Objective: Repeat the whole of the data, keeping every detail the same.
## begin Source records
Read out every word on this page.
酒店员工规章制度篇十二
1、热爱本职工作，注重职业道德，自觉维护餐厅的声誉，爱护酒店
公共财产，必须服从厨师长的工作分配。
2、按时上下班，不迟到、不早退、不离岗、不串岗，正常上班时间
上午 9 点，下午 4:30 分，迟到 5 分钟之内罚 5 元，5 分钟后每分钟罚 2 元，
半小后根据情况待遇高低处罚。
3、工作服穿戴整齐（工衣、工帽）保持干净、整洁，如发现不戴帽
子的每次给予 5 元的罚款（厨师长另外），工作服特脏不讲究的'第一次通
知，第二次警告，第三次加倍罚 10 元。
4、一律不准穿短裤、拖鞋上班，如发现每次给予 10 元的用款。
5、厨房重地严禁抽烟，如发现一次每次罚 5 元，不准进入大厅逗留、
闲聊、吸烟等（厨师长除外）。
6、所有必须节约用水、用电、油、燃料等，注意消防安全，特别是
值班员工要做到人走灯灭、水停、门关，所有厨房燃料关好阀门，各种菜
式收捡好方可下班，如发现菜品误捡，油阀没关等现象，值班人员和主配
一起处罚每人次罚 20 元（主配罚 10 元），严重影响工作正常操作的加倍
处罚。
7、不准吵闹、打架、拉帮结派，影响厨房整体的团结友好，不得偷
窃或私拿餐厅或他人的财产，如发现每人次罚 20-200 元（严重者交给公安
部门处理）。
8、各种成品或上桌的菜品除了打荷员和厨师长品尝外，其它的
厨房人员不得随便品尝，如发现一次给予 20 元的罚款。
## end Source records
Response:
Read out every word on this page.
酒店员工规章制度篇十二
1、热爱本职工作，注重职业道德，自觉维护餐厅的声誉，爱护酒店
公共财产，必须服从厨师长的工作分配。
2、按时上下班，不迟到、不早退、不离岗、不串岗，正常上班时间
上午 9 点，下午 4:30 分，迟到 5 分钟之内罚 5 元，5 分钟后每分钟罚 2 元，
半小后根据情况待遇高低处罚。
3、工作服穿戴整齐（工衣、工帽）保持干净、整洁，如发现不戴帽
子的每次给予 5 元的罚款（厨师长另外），工作服特脏不讲究的'第一次通
知，第二次警告，第三次加倍罚 10 元。
4、一律不准穿短裤、拖鞋上班，如发现每次给予 10 元的用款。
5、厨房重地严禁抽烟，如发现一次每次罚 5 元，不准进入大厅逗留、
闲聊、吸烟等（厨师长除外）。
6、所有必须节约用水、用电、油、燃料等，注意消防安全，特别是
值班员工要做到人走灯灭、水停、门关，所有厨房燃料关好阀门，各种菜
式收捡好方可下班，如发现菜品误捡，油阀没关等现象，值班人员和主配
一起处罚每人次罚 20 元（主配罚 10 元），严重影响工作正常操作的加倍
处罚。
7、不准吵闹、打架、拉帮结派，影响厨房整体的团结友好，不得偷
窃或私拿餐厅或他人的财产，如发现每人次罚 20-200 元（严重者交给公安
部门处理）。
8、各种成品或上桌的菜品除了打荷员和厨师长品尝外，其它的
厨房人员不得随便品尝，如发现一次给予 20 元的罚款。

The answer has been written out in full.